--- begin ---

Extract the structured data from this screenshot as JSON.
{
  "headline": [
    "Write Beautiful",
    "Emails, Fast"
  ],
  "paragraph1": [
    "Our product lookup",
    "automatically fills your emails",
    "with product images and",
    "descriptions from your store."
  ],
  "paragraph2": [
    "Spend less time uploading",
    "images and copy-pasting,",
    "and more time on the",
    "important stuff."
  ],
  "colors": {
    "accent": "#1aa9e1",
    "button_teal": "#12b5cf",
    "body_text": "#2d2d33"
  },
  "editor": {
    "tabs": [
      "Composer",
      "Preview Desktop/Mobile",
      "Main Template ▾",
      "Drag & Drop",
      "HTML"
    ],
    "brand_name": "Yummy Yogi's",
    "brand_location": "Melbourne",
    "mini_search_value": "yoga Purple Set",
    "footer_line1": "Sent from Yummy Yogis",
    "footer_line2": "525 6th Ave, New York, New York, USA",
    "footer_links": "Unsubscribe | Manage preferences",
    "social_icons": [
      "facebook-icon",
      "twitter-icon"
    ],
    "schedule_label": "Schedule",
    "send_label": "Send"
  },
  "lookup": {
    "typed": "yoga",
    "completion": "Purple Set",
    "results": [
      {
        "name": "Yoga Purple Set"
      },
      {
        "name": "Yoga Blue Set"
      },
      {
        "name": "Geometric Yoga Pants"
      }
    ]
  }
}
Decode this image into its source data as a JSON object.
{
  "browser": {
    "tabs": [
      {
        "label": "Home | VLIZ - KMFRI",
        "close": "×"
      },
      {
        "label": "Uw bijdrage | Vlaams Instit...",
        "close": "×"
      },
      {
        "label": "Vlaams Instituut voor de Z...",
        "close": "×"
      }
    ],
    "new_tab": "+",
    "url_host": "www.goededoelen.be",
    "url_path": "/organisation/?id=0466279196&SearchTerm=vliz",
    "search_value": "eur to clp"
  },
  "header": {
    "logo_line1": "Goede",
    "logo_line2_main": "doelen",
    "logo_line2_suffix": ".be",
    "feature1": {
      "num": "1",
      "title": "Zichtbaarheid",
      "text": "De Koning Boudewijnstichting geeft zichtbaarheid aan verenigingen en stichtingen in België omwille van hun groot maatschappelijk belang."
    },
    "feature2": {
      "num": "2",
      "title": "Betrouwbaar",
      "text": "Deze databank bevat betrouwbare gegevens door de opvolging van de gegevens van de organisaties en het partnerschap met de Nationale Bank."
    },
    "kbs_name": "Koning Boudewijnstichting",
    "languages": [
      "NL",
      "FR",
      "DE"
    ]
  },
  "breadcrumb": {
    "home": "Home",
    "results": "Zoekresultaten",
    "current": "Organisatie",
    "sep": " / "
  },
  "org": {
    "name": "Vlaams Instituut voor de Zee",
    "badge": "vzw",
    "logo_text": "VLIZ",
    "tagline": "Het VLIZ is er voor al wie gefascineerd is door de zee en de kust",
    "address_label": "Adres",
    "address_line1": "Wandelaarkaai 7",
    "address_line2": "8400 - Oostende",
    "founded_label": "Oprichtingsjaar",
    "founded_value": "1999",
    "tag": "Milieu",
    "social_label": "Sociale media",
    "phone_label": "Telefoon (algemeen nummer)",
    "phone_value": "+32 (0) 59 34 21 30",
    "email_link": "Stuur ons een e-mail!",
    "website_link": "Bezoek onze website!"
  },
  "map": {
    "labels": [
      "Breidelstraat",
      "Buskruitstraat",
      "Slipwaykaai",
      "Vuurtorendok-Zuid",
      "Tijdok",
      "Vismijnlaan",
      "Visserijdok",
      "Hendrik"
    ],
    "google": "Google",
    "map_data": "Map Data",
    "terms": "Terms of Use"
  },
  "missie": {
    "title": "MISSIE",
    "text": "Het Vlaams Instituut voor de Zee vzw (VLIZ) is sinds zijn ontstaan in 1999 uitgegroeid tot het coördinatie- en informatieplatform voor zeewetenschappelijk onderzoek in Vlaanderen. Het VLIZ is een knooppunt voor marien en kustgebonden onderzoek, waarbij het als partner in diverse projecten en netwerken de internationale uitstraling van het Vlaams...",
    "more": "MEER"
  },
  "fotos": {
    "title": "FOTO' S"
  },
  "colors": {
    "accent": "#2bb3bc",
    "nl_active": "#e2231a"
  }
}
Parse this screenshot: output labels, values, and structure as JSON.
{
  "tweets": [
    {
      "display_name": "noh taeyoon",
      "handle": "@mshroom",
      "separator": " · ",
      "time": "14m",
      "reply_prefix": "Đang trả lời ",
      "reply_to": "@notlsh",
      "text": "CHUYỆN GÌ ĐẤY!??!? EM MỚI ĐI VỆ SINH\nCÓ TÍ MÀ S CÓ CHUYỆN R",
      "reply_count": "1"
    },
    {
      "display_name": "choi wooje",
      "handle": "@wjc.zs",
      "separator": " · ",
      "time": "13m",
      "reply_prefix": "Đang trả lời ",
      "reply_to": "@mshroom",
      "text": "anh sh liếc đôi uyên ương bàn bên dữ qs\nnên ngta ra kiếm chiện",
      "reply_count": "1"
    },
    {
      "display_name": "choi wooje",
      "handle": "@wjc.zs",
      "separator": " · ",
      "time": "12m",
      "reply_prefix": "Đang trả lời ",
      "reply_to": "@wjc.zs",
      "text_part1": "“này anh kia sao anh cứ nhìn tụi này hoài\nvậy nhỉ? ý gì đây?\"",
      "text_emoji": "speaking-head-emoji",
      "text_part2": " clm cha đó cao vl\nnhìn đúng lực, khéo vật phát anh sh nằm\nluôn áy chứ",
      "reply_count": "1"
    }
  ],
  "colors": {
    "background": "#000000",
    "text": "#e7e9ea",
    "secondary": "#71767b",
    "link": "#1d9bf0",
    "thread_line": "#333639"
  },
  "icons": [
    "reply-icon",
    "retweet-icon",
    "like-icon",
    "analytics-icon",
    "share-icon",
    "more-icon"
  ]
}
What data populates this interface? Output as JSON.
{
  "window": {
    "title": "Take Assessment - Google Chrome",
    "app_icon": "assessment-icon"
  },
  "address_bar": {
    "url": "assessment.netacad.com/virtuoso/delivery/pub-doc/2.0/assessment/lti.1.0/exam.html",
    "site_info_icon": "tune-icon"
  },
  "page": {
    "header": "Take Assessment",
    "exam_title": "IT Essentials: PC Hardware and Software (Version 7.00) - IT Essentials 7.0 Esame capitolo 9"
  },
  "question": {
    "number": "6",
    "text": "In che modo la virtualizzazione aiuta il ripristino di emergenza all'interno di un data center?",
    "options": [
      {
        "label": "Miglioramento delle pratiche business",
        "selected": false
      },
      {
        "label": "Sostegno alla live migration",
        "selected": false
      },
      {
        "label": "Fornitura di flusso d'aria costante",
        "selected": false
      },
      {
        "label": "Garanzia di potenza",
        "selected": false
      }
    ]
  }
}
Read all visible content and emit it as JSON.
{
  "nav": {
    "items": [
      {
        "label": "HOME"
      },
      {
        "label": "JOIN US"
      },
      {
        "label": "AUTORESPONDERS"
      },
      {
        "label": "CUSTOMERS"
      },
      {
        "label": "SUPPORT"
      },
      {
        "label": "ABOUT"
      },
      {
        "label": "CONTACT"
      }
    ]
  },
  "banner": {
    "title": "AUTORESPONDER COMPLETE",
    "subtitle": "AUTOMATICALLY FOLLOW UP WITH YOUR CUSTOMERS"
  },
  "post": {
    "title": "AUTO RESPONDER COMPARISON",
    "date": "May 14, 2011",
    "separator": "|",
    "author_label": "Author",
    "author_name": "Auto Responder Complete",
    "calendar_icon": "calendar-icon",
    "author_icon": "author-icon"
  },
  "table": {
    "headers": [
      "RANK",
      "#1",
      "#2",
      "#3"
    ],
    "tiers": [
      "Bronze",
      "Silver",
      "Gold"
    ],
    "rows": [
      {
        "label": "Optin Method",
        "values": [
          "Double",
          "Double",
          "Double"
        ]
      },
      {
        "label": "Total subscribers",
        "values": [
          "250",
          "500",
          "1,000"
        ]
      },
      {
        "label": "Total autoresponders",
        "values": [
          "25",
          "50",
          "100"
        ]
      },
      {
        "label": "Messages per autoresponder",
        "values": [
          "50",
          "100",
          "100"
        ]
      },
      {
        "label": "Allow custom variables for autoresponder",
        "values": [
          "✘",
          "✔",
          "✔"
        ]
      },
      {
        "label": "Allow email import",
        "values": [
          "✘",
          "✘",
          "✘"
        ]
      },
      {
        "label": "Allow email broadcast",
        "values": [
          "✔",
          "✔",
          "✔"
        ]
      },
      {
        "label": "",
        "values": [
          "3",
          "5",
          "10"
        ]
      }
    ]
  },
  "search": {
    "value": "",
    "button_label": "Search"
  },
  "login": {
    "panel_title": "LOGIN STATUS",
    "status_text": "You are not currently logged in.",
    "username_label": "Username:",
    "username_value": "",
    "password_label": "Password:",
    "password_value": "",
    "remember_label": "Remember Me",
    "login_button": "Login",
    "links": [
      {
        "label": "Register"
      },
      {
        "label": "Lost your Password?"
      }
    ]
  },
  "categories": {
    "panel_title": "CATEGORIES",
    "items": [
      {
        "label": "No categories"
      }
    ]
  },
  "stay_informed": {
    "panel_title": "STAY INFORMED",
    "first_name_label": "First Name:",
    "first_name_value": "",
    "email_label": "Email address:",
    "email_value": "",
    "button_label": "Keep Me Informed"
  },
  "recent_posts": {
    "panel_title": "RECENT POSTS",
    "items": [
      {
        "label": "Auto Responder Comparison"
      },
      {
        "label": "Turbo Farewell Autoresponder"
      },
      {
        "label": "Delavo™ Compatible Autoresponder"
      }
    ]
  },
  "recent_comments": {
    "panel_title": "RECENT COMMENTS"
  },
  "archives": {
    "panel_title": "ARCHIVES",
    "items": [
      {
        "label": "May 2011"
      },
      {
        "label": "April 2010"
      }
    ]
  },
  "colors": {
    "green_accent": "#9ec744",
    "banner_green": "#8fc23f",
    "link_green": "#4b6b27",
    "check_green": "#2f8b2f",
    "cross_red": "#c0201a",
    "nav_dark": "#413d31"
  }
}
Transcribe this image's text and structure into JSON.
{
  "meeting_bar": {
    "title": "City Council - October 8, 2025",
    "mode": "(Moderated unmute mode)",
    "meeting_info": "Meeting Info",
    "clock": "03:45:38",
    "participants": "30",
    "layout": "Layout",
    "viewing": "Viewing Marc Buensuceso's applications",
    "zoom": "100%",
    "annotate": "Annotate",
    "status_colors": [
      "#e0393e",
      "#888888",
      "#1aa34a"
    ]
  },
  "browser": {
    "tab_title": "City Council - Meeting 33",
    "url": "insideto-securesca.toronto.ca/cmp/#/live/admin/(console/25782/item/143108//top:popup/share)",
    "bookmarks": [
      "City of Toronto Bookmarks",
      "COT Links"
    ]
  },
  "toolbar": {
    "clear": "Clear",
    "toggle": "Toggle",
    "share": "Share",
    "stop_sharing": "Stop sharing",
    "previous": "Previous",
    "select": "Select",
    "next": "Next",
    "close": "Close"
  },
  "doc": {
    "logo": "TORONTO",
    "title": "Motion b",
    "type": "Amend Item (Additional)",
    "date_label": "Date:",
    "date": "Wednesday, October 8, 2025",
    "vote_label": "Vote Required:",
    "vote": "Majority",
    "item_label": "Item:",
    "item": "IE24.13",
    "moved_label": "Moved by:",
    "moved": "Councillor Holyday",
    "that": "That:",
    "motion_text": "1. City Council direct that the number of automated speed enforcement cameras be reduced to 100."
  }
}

--- end ---

» STATED PROBLEM
Work out how many lines of the listing above include "product". Answer with the number and nothing more.

» OUTPUT OF THE TASK
2